*SET TASK*.
Provide the count of lines that hold "good" and no other output.

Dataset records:

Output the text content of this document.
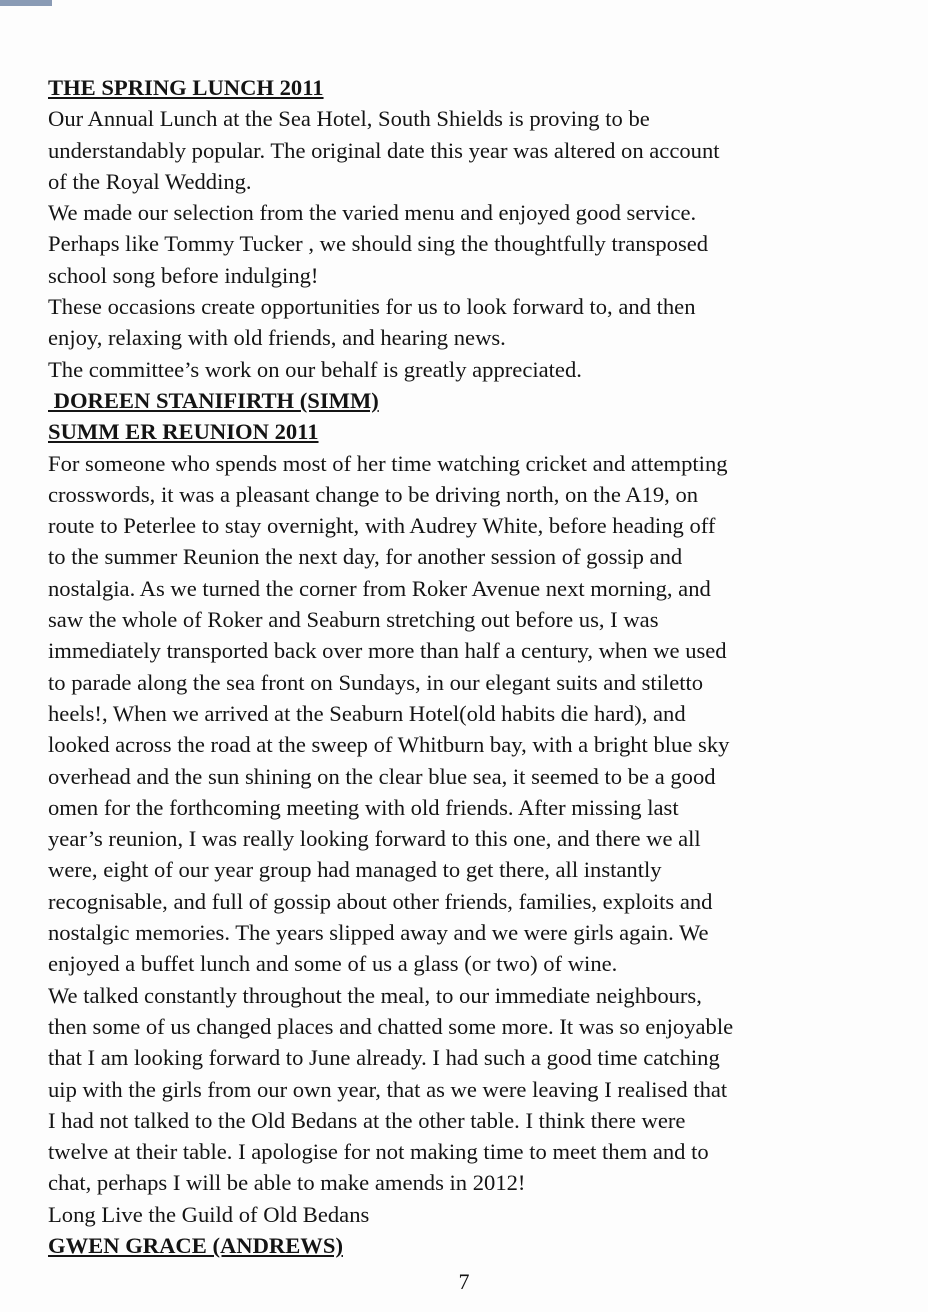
THE SPRING LUNCH 2011
Our Annual Lunch at the Sea Hotel, South Shields is proving to be
understandably popular. The original date this year was altered on account
of the Royal Wedding.
We made our selection from the varied menu and enjoyed good service.
Perhaps like Tommy Tucker , we should sing the thoughtfully transposed
school song before indulging!
These occasions create opportunities for us to look forward to, and then
enjoy, relaxing with old friends, and hearing news.
The committee’s work on our behalf is greatly appreciated.
DOREEN STANIFIRTH (SIMM)
SUMM ER REUNION 2011
For someone who spends most of her time watching cricket and attempting
crosswords, it was a pleasant change to be driving north, on the A19, on
route to Peterlee to stay overnight, with Audrey White, before heading off
to the summer Reunion the next day, for another session of gossip and
nostalgia. As we turned the corner from Roker Avenue next morning, and
saw the whole of Roker and Seaburn stretching out before us, I was
immediately transported back over more than half a century, when we used
to parade along the sea front on Sundays, in our elegant suits and stiletto
heels!, When we arrived at the Seaburn Hotel(old habits die hard), and
looked across the road at the sweep of Whitburn bay, with a bright blue sky
overhead and the sun shining on the clear blue sea, it seemed to be a good
omen for the forthcoming meeting with old friends. After missing last
year’s reunion, I was really looking forward to this one, and there we all
were, eight of our year group had managed to get there, all instantly
recognisable, and full of gossip about other friends, families, exploits and
nostalgic memories. The years slipped away and we were girls again. We
enjoyed a buffet lunch and some of us a glass (or two) of wine.
We talked constantly throughout the meal, to our immediate neighbours,
then some of us changed places and chatted some more. It was so enjoyable
that I am looking forward to June already. I had such a good time catching
uip with the girls from our own year, that as we were leaving I realised that
I had not talked to the Old Bedans at the other table. I think there were
twelve at their table. I apologise for not making time to meet them and to
chat, perhaps I will be able to make amends in 2012!
Long Live the Guild of Old Bedans
GWEN GRACE (ANDREWS)
7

*CORRECT RESULT*.
3